--- BEGIN Exercise inputs ---

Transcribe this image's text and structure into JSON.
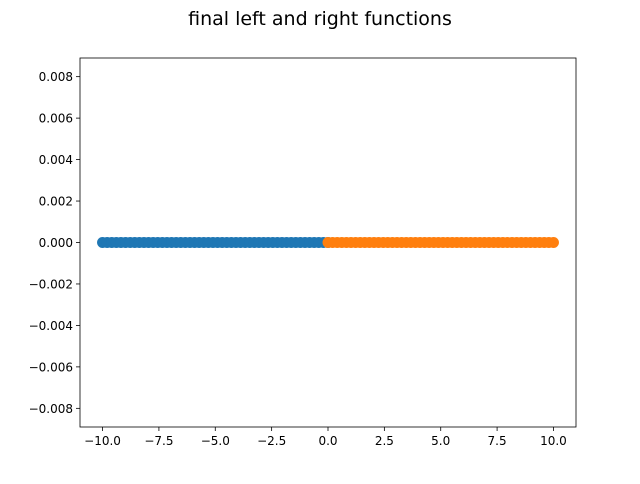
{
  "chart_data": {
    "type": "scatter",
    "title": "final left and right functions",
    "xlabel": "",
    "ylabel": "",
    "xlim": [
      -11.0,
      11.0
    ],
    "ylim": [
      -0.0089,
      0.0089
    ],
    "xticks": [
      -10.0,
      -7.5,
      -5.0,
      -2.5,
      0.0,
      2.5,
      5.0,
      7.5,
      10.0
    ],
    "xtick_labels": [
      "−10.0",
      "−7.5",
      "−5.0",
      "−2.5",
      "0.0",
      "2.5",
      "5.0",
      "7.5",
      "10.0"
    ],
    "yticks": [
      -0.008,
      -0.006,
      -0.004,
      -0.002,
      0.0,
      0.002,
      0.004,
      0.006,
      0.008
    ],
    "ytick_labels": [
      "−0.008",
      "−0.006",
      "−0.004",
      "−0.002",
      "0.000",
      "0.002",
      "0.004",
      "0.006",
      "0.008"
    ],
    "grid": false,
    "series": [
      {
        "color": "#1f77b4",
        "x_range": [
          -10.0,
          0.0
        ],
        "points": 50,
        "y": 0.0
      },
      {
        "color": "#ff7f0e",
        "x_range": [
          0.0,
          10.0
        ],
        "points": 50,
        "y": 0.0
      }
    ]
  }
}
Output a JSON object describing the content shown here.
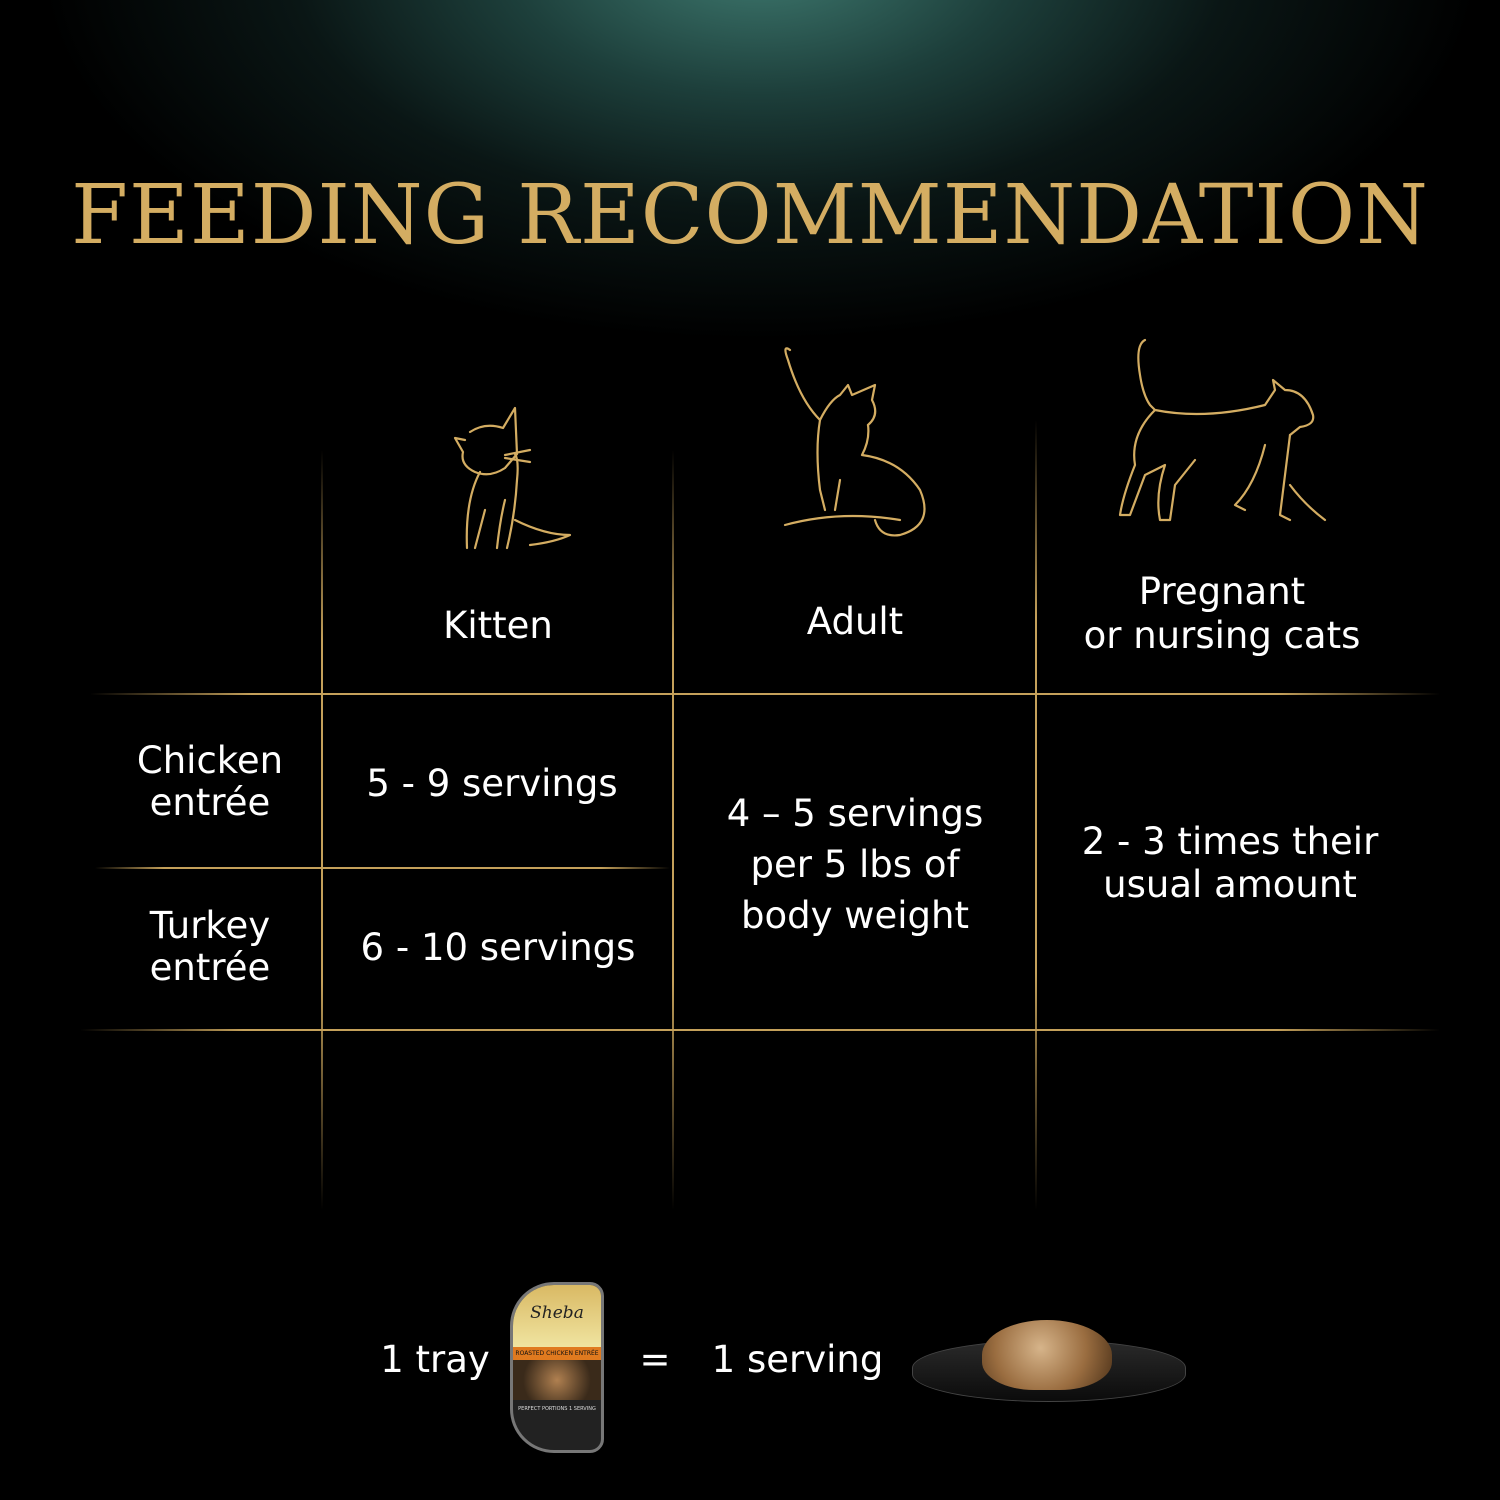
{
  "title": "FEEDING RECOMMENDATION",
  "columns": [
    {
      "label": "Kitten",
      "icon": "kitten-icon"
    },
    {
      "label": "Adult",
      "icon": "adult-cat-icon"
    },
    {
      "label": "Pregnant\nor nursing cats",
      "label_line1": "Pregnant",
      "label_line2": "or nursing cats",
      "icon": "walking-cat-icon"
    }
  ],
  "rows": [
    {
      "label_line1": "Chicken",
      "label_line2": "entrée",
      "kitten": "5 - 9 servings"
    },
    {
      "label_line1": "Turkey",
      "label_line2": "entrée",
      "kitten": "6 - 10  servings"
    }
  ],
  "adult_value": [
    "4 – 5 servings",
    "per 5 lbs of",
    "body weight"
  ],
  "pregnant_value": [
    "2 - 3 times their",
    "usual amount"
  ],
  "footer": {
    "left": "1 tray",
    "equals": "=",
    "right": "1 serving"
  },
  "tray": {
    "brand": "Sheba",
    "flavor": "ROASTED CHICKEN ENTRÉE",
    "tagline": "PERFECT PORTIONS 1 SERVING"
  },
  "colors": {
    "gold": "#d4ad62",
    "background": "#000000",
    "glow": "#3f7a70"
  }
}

--- END Exercise inputs ---

*Work required*:
All the lines above are to be reproduced exactly, except the pictures.

*Problem solution*:
Transcribe this image's text and structure into JSON.
{
  "chart_data": {
    "type": "scatter",
    "title": "final left and right functions",
    "xlabel": "",
    "ylabel": "",
    "xlim": [
      -11.0,
      11.0
    ],
    "ylim": [
      -0.0089,
      0.0089
    ],
    "xticks": [
      -10.0,
      -7.5,
      -5.0,
      -2.5,
      0.0,
      2.5,
      5.0,
      7.5,
      10.0
    ],
    "xtick_labels": [
      "−10.0",
      "−7.5",
      "−5.0",
      "−2.5",
      "0.0",
      "2.5",
      "5.0",
      "7.5",
      "10.0"
    ],
    "yticks": [
      -0.008,
      -0.006,
      -0.004,
      -0.002,
      0.0,
      0.002,
      0.004,
      0.006,
      0.008
    ],
    "ytick_labels": [
      "−0.008",
      "−0.006",
      "−0.004",
      "−0.002",
      "0.000",
      "0.002",
      "0.004",
      "0.006",
      "0.008"
    ],
    "grid": false,
    "series": [
      {
        "color": "#1f77b4",
        "x_range": [
          -10.0,
          0.0
        ],
        "points": 50,
        "y": 0.0
      },
      {
        "color": "#ff7f0e",
        "x_range": [
          0.0,
          10.0
        ],
        "points": 50,
        "y": 0.0
      }
    ]
  }
}
Output a JSON object describing the content shown here.
{
  "title": "FEEDING RECOMMENDATION",
  "columns": [
    {
      "label": "Kitten",
      "icon": "kitten-icon"
    },
    {
      "label": "Adult",
      "icon": "adult-cat-icon"
    },
    {
      "label": "Pregnant\nor nursing cats",
      "label_line1": "Pregnant",
      "label_line2": "or nursing cats",
      "icon": "walking-cat-icon"
    }
  ],
  "rows": [
    {
      "label_line1": "Chicken",
      "label_line2": "entrée",
      "kitten": "5 - 9 servings"
    },
    {
      "label_line1": "Turkey",
      "label_line2": "entrée",
      "kitten": "6 - 10  servings"
    }
  ],
  "adult_value": [
    "4 – 5 servings",
    "per 5 lbs of",
    "body weight"
  ],
  "pregnant_value": [
    "2 - 3 times their",
    "usual amount"
  ],
  "footer": {
    "left": "1 tray",
    "equals": "=",
    "right": "1 serving"
  },
  "tray": {
    "brand": "Sheba",
    "flavor": "ROASTED CHICKEN ENTRÉE",
    "tagline": "PERFECT PORTIONS 1 SERVING"
  },
  "colors": {
    "gold": "#d4ad62",
    "background": "#000000",
    "glow": "#3f7a70"
  }
}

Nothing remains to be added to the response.